[Dataset excerpt]
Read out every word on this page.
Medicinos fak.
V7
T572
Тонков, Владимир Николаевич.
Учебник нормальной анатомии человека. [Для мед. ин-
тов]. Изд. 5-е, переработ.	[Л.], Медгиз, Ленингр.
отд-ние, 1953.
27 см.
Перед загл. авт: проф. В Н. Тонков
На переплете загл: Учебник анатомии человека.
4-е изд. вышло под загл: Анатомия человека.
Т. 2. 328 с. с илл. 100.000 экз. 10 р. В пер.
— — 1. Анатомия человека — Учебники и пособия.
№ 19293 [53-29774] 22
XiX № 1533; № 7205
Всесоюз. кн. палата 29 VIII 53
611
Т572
==
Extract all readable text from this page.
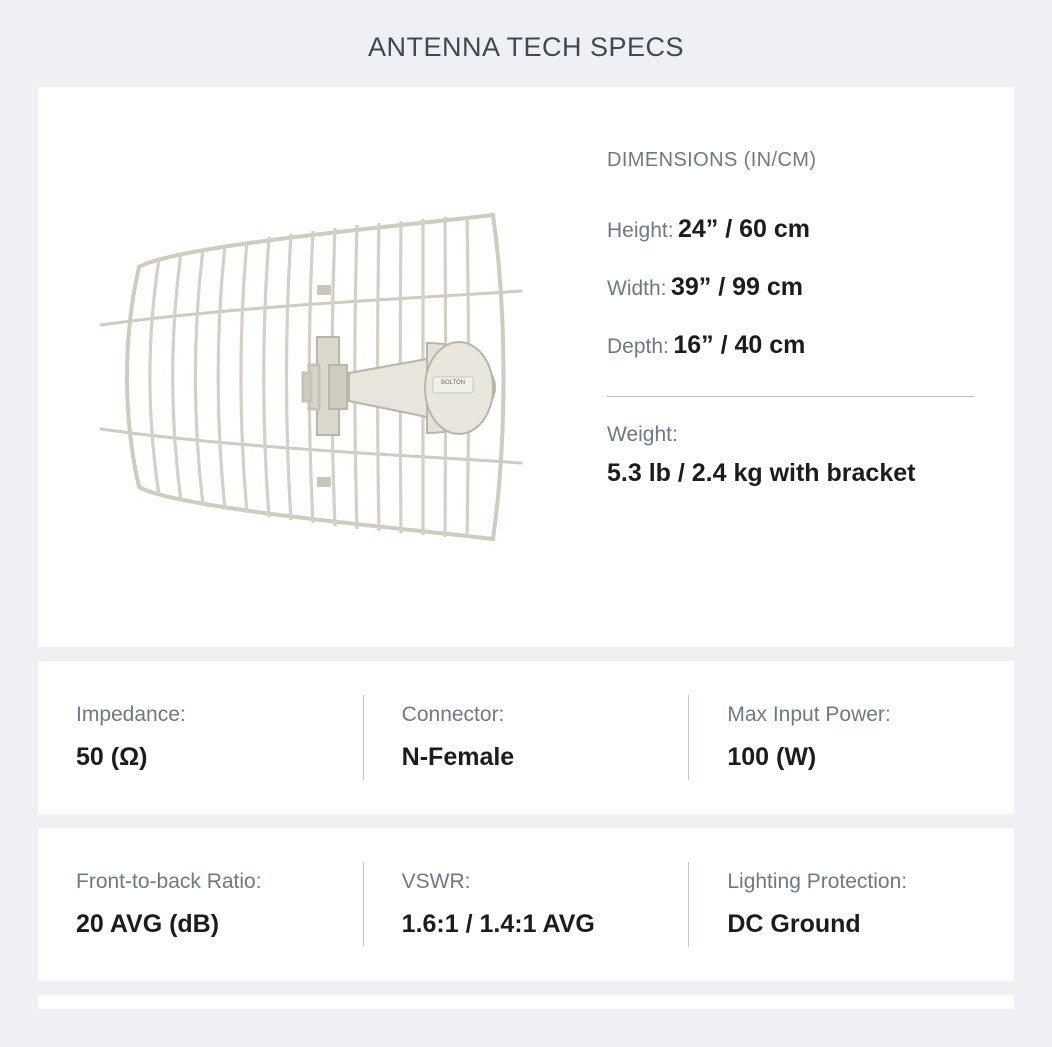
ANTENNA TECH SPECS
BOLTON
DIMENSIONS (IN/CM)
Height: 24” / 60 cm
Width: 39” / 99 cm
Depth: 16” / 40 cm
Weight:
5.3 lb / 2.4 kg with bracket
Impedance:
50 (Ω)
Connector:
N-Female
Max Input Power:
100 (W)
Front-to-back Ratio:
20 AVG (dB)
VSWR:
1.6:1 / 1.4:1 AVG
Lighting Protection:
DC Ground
* * *
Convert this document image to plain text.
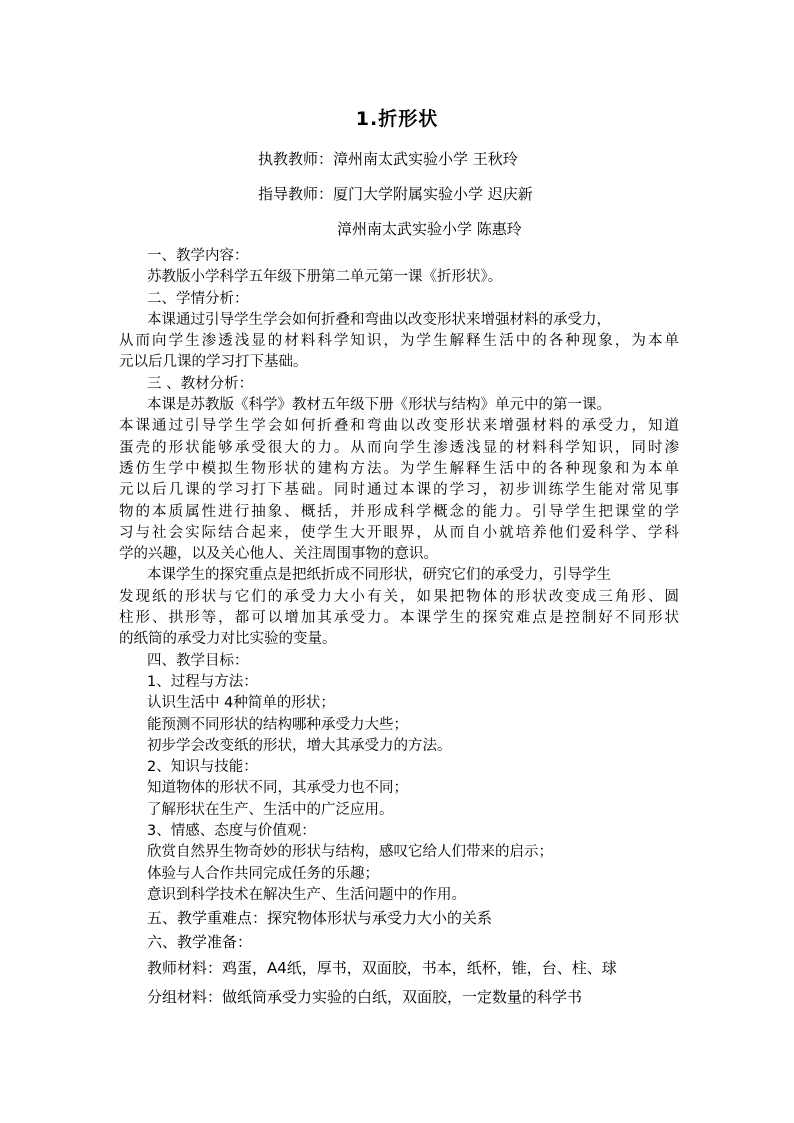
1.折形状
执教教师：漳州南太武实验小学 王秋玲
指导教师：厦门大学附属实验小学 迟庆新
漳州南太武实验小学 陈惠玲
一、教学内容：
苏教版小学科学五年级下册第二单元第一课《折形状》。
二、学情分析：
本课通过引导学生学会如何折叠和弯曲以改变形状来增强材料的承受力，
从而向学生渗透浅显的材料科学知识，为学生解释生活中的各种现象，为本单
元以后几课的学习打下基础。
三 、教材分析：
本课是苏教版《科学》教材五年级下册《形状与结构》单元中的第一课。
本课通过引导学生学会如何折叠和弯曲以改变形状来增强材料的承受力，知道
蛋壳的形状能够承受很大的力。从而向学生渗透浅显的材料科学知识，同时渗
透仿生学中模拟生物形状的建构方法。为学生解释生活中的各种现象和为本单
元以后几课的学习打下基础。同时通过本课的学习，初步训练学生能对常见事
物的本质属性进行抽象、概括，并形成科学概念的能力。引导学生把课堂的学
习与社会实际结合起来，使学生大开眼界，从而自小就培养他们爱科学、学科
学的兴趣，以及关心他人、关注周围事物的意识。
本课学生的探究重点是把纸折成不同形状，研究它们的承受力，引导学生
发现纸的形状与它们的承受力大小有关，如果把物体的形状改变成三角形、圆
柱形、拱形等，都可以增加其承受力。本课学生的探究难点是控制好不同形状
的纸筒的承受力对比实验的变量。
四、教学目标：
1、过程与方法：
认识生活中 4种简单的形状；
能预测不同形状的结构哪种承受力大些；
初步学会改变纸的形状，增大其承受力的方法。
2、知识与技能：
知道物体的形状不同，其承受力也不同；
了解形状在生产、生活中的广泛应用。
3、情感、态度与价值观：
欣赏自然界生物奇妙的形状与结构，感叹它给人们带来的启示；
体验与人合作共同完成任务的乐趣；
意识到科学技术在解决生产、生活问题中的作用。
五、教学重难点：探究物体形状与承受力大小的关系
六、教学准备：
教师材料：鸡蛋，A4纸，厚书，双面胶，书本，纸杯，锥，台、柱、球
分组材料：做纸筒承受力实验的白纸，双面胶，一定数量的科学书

• Given instruction:
Return each line that includes "page".

• Task result:
Read out every word on this page.
Extract all readable text from this page.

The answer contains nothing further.